Locate each line with the string "certaines" in the listing below and copy it.
* Start Stored rows *
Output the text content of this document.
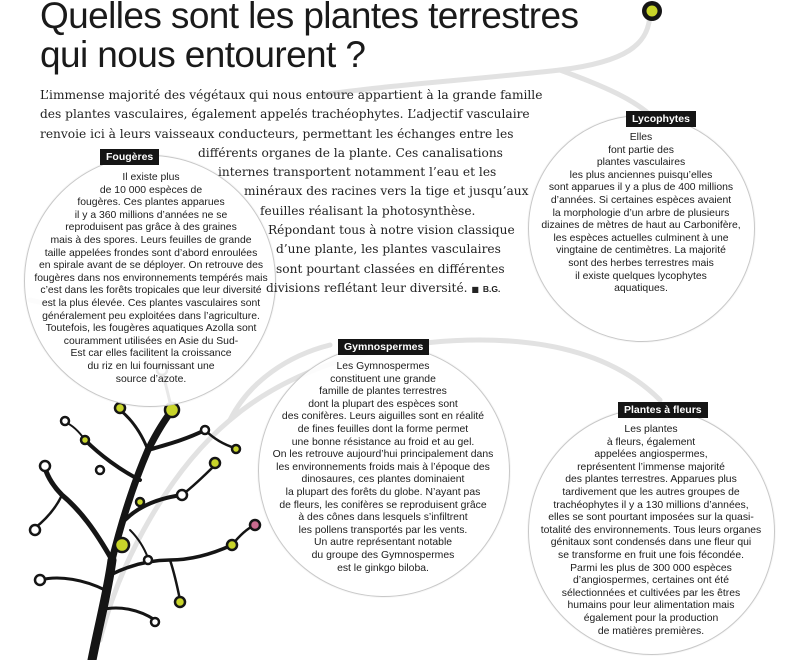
Quelles sont les plantes terrestres
qui nous entourent ?

L’immense majorité des végétaux qui nous entoure appartient à la grande famille
des plantes vasculaires, également appelés trachéophytes. L’adjectif vasculaire
renvoie ici à leurs vaisseaux conducteurs, permettant les échanges entre les
différents organes de la plante. Ces canalisations
internes transportent notamment l’eau et les
minéraux des racines vers la tige et jusqu’aux
feuilles réalisant la photosynthèse.
Répondant tous à notre vision classique
d’une plante, les plantes vasculaires
sont pourtant classées en différentes
divisions reflétant leur diversité. ■ B.G.

Fougères
Il existe plus
de 10 000 espèces de
fougères. Ces plantes apparues
il y a 360 millions d’années ne se
reproduisent pas grâce à des graines
mais à des spores. Leurs feuilles de grande
taille appelées frondes sont d’abord enroulées
en spirale avant de se déployer. On retrouve des
fougères dans nos environnements tempérés mais
c’est dans les forêts tropicales que leur diversité
est la plus élevée. Ces plantes vasculaires sont
généralement peu exploitées dans l’agriculture.
Toutefois, les fougères aquatiques Azolla sont
couramment utilisées en Asie du Sud-
Est car elles facilitent la croissance
du riz en lui fournissant une
source d’azote.
Lycophytes
Elles
font partie des
plantes vasculaires
les plus anciennes puisqu’elles
sont apparues il y a plus de 400 millions
d’années. Si certaines espèces avaient
la morphologie d’un arbre de plusieurs
dizaines de mètres de haut au Carbonifère,
les espèces actuelles culminent à une
vingtaine de centimètres. La majorité
sont des herbes terrestres mais
il existe quelques lycophytes
aquatiques.
Gymnospermes
Les Gymnospermes
constituent une grande
famille de plantes terrestres
dont la plupart des espèces sont
des conifères. Leurs aiguilles sont en réalité
de fines feuilles dont la forme permet
une bonne résistance au froid et au gel.
On les retrouve aujourd’hui principalement dans
les environnements froids mais à l’époque des
dinosaures, ces plantes dominaient
la plupart des forêts du globe. N’ayant pas
de fleurs, les conifères se reproduisent grâce
à des cônes dans lesquels s’infiltrent
les pollens transportés par les vents.
Un autre représentant notable
du groupe des Gymnospermes
est le ginkgo biloba.
Plantes à fleurs
Les plantes
à fleurs, également
appelées angiospermes,
représentent l’immense majorité
des plantes terrestres. Apparues plus
tardivement que les autres groupes de
trachéophytes il y a 130 millions d’années,
elles se sont pourtant imposées sur la quasi-
totalité des environnements. Tous leurs organes
génitaux sont condensés dans une fleur qui
se transforme en fruit une fois fécondée.
Parmi les plus de 300 000 espèces
d’angiospermes, certaines ont été
sélectionnées et cultivées par les êtres
humains pour leur alimentation mais
également pour la production
de matières premières.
* End Stored rows *
Correct answer →
d’années. Si certaines espèces avaient
d’angiospermes, certaines ont été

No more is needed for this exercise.